(EXERCISE DATA)

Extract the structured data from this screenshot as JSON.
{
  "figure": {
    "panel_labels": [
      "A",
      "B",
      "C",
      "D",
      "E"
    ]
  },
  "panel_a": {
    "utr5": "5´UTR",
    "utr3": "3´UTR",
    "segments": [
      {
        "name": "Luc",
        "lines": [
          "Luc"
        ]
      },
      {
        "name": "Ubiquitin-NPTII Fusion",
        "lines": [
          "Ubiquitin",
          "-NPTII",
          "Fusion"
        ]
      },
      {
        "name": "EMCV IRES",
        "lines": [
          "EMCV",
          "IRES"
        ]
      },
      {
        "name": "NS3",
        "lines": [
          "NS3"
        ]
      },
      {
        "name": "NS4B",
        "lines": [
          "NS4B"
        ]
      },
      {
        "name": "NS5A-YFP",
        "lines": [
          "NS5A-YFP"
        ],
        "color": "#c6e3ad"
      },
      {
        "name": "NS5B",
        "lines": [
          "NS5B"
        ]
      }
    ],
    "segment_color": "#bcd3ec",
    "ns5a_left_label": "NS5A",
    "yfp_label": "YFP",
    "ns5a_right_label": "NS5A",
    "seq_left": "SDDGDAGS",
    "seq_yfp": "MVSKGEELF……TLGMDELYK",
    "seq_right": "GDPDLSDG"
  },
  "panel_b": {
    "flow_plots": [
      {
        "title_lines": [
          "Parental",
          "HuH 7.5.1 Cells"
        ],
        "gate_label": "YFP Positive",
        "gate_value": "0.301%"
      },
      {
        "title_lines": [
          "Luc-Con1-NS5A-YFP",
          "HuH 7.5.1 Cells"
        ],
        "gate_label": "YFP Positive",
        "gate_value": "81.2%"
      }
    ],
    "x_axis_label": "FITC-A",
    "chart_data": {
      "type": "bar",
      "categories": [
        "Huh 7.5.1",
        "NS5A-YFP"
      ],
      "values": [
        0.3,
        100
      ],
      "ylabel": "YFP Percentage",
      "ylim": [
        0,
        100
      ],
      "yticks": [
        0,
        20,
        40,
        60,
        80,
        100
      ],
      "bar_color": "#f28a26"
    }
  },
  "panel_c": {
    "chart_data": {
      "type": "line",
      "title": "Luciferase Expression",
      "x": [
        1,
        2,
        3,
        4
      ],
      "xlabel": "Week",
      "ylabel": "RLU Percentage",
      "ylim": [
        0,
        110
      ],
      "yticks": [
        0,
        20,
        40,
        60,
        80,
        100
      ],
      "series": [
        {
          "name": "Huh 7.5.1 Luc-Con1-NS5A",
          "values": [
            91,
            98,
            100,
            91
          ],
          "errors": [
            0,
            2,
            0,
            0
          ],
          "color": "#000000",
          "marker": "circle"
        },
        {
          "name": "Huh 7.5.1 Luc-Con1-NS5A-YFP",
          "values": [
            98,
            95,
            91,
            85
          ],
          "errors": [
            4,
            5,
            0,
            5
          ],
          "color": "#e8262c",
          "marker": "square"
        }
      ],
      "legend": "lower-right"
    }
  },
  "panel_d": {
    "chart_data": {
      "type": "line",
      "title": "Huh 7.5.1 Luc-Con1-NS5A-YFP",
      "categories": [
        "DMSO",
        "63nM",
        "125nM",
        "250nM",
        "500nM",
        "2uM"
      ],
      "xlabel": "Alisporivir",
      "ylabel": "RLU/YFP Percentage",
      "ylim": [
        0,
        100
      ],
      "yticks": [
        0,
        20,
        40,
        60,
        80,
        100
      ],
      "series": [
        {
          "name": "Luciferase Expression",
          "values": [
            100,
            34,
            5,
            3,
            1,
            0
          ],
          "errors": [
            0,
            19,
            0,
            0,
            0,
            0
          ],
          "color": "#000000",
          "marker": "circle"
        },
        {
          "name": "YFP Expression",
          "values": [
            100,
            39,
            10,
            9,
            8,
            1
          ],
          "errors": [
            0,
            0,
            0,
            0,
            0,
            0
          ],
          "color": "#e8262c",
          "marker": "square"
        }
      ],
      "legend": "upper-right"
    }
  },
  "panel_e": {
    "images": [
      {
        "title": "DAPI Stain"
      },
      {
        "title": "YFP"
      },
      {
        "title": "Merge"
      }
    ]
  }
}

(EXERCISE DESCRIPTION) Copy the records exactly, keeping every word in place.

(SOLUTION FOR THIS EXERCISE)
Extract the structured data from this screenshot as JSON.
{
  "figure": {
    "panel_labels": [
      "A",
      "B",
      "C",
      "D",
      "E"
    ]
  },
  "panel_a": {
    "utr5": "5´UTR",
    "utr3": "3´UTR",
    "segments": [
      {
        "name": "Luc",
        "lines": [
          "Luc"
        ]
      },
      {
        "name": "Ubiquitin-NPTII Fusion",
        "lines": [
          "Ubiquitin",
          "-NPTII",
          "Fusion"
        ]
      },
      {
        "name": "EMCV IRES",
        "lines": [
          "EMCV",
          "IRES"
        ]
      },
      {
        "name": "NS3",
        "lines": [
          "NS3"
        ]
      },
      {
        "name": "NS4B",
        "lines": [
          "NS4B"
        ]
      },
      {
        "name": "NS5A-YFP",
        "lines": [
          "NS5A-YFP"
        ],
        "color": "#c6e3ad"
      },
      {
        "name": "NS5B",
        "lines": [
          "NS5B"
        ]
      }
    ],
    "segment_color": "#bcd3ec",
    "ns5a_left_label": "NS5A",
    "yfp_label": "YFP",
    "ns5a_right_label": "NS5A",
    "seq_left": "SDDGDAGS",
    "seq_yfp": "MVSKGEELF……TLGMDELYK",
    "seq_right": "GDPDLSDG"
  },
  "panel_b": {
    "flow_plots": [
      {
        "title_lines": [
          "Parental",
          "HuH 7.5.1 Cells"
        ],
        "gate_label": "YFP Positive",
        "gate_value": "0.301%"
      },
      {
        "title_lines": [
          "Luc-Con1-NS5A-YFP",
          "HuH 7.5.1 Cells"
        ],
        "gate_label": "YFP Positive",
        "gate_value": "81.2%"
      }
    ],
    "x_axis_label": "FITC-A",
    "chart_data": {
      "type": "bar",
      "categories": [
        "Huh 7.5.1",
        "NS5A-YFP"
      ],
      "values": [
        0.3,
        100
      ],
      "ylabel": "YFP Percentage",
      "ylim": [
        0,
        100
      ],
      "yticks": [
        0,
        20,
        40,
        60,
        80,
        100
      ],
      "bar_color": "#f28a26"
    }
  },
  "panel_c": {
    "chart_data": {
      "type": "line",
      "title": "Luciferase Expression",
      "x": [
        1,
        2,
        3,
        4
      ],
      "xlabel": "Week",
      "ylabel": "RLU Percentage",
      "ylim": [
        0,
        110
      ],
      "yticks": [
        0,
        20,
        40,
        60,
        80,
        100
      ],
      "series": [
        {
          "name": "Huh 7.5.1 Luc-Con1-NS5A",
          "values": [
            91,
            98,
            100,
            91
          ],
          "errors": [
            0,
            2,
            0,
            0
          ],
          "color": "#000000",
          "marker": "circle"
        },
        {
          "name": "Huh 7.5.1 Luc-Con1-NS5A-YFP",
          "values": [
            98,
            95,
            91,
            85
          ],
          "errors": [
            4,
            5,
            0,
            5
          ],
          "color": "#e8262c",
          "marker": "square"
        }
      ],
      "legend": "lower-right"
    }
  },
  "panel_d": {
    "chart_data": {
      "type": "line",
      "title": "Huh 7.5.1 Luc-Con1-NS5A-YFP",
      "categories": [
        "DMSO",
        "63nM",
        "125nM",
        "250nM",
        "500nM",
        "2uM"
      ],
      "xlabel": "Alisporivir",
      "ylabel": "RLU/YFP Percentage",
      "ylim": [
        0,
        100
      ],
      "yticks": [
        0,
        20,
        40,
        60,
        80,
        100
      ],
      "series": [
        {
          "name": "Luciferase Expression",
          "values": [
            100,
            34,
            5,
            3,
            1,
            0
          ],
          "errors": [
            0,
            19,
            0,
            0,
            0,
            0
          ],
          "color": "#000000",
          "marker": "circle"
        },
        {
          "name": "YFP Expression",
          "values": [
            100,
            39,
            10,
            9,
            8,
            1
          ],
          "errors": [
            0,
            0,
            0,
            0,
            0,
            0
          ],
          "color": "#e8262c",
          "marker": "square"
        }
      ],
      "legend": "upper-right"
    }
  },
  "panel_e": {
    "images": [
      {
        "title": "DAPI Stain"
      },
      {
        "title": "YFP"
      },
      {
        "title": "Merge"
      }
    ]
  }
}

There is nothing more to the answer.